*The task*
Extend the figure legends on FOXP3 succinylation and T_reg cells below, picking up right after the last line shown.

Fig. 7.. Succinylation protects FOXP3 from proteasomal degradation.

a, Mass spectra showing ubiquitination to succinylation on K8 and K263 site in MT-2 cells treated with succinyl-CoA (5 μM) for 24 h followed by FOXP3 protein immunoprecipitation and MS. b, Representative immunoblot and quantification (n = 3) of FOXP3 succinylation in HEK293T cells transfected with FOXP3^WT, FOXP3^K8R, FOXP3^K263R and FOXP3^KDR for 24 h and immunoprecipitated with an HA antibody. c, Immunoblot of FOXP3 ubiquitination in HEK293T cells transfected with FOXP3^WT and FOXP3^KDR and Flag-ubiquitin plasmids and immunoprecipitated with an HA antibody. d, Representative immunoblot and quantification (n = 3) of FOXP3 protein in HEK293T cells transfected with FOXP3^WT and FOXP3^KDR followed by treatment with CHX (20 μg ml⁻¹) for 1 h, 2 h or 4 h. e, Representative immunoblot and quantification (n = 3) of FOXP3 protein amounts in HEK293T cells transfected with FOXP3WT and FOXP3KDR for 24 h, followed by treatment with 5 mM succinic acid for another 24 h. f, Representative flow images and quantification (n = 3) of CTV⁺ CD8⁺ T cells division in Dlst^Treg-iWT and Dlst^Treg-iKO iT_reg cells transfected with FOXP3^KDR or control plasmids (EV). g, Representative flow cytometry analysis of FOXP3 expression in Dlst^Treg-iWT and Dlst^Treg-iKO iT_reg cells transduced with a Thy1.1-FOXP3^KDR retrovirus and cultured for 4 days. h–j, Body weight changes (h), H&E staining (i) and histological analysis (j) of colon tissues in Rag1^−/− mice transferred with naive CD4⁺ cells from CD45.1 WT mice (no iTreg cells, n = 4) or with FOXP3^KDR-Thy1.1⁺ Dlst^Treg-iWT iT_reg cells (n = 3) or FOXP3^KDR-Thy1.1⁺ Dlst^Treg-iKO iT_reg cells (n = 4). Scale bar, 100 μm. Data are shown as mean ± s.d. and analyzed by one-way ANOVA with Tukey’s post hoc test.

Fig. 8.. Elevated succinate associate with T_reg cell dysfunction in IBD patients.

*Listed records*
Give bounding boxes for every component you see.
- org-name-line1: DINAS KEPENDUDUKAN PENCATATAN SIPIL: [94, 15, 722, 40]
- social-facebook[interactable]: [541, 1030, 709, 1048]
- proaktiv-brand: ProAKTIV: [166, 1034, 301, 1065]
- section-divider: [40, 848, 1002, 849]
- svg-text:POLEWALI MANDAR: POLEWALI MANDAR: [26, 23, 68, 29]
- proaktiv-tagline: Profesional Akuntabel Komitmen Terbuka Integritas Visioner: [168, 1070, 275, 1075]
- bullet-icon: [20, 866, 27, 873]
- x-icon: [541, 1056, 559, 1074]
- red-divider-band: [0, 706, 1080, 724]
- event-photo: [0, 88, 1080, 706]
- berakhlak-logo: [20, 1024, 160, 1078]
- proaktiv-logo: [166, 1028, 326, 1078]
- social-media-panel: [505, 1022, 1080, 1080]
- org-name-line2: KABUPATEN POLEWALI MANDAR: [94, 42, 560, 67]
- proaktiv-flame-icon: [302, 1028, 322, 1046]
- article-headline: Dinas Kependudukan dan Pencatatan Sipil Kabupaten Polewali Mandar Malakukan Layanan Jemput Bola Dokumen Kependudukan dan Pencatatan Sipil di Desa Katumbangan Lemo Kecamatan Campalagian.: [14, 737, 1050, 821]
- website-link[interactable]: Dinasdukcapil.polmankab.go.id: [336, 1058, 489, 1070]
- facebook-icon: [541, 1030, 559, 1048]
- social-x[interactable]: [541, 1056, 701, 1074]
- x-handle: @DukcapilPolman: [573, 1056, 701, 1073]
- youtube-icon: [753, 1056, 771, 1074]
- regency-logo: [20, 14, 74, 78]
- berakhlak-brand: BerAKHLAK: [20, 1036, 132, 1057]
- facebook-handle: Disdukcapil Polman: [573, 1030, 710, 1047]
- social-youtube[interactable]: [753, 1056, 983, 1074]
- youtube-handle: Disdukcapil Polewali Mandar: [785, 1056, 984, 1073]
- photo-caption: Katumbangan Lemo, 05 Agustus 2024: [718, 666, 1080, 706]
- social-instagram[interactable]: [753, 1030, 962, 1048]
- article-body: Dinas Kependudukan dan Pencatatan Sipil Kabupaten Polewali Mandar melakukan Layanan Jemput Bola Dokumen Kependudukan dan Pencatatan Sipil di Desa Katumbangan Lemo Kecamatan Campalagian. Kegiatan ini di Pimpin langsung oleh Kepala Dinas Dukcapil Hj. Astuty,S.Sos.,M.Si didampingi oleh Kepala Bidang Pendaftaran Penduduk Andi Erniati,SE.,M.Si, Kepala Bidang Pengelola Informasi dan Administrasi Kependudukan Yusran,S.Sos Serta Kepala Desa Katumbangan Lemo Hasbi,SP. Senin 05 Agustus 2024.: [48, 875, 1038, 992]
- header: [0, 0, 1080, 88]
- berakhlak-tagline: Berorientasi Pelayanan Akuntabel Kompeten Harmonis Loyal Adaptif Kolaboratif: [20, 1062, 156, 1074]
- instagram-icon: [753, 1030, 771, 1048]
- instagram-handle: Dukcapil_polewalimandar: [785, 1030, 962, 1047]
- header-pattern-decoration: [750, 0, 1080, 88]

*Result of this exercise*
a–d, Representative flow cytometry analysis of CD4⁺CD25⁺FOXP3⁺ (a) and CD4⁺CD25⁺CD127^lo (d) T_reg cells and percentage (b) and FOXP3 MFI (c) of CD4⁺CD25⁺FOXP3⁺ T_reg cells in peripheral blood mononuclear cells (PBMCs) from patents with active Crohn’s disease (A-CD, n = 67) or during recovery phase of Crohn’s disease (R-CD, n = 23) and healthy control (HCs; n = 37). e, ELISA of plasma succinate level in patients as in a–d. f, Correlation of FOXP3 MFI with plasma succinate levels in all individuals with Crohn’s disease. g,h, Succinate level in the plasma of healthy controls (n = 37), active ulcerative colitis (A-UC, n = 25) and recovery ulcerative colitis (R-UC, n = 10) patients (g) or in the colon tissues of healthy controls (n = 4), individuals with A-UC (n = 4) and individuals with R-UC (n = 10) (h). i–l, Representative flow cytometry analysis of CD4⁺CD25⁺FOXP3⁺ (i) and CD4⁺CD25⁺CD127^lo (l) T_reg cells and percentage (j) and FOXP3 MFI (k) of CD4⁺CD25⁺FOXP3⁺ T_reg cells in PBMCs from individuals with ulcerative colitis. m, Correlative analysis of succinate level in plasma and colon tissue in individuals with ulcerative colitis. n, Correlative analysis of plasma succinate level and FOXP3 MFI in individuals with ulcerative colitis. o, RT–PCR of Ogdh, Dlst and Dld expression in CD4⁺CD25⁺CD127^lo T_reg cells sorted from the PBMCs of healthy controls (n = 33), individuals with A-CD (n = 67) and individuals with R-CD (n = 23). p–r, Correlation of Ogdh (p), Dlst (q) and Dld (r) expression with plasma succinate level in all individuals with Crohn’s disease. s–u, Correlative analysis of Ogdh (s), Dlst (t) and Dld (u) expression and FOXP3 MFI in all individuals with Crohn’s disease. Data are shown as mean ± s.d. and analyzed by one-way ANOVA with Tukey’s post hoc test (b,c,e,g,h,j,k,o) or Pearson’s correlation analysis (f,m,n,p–u).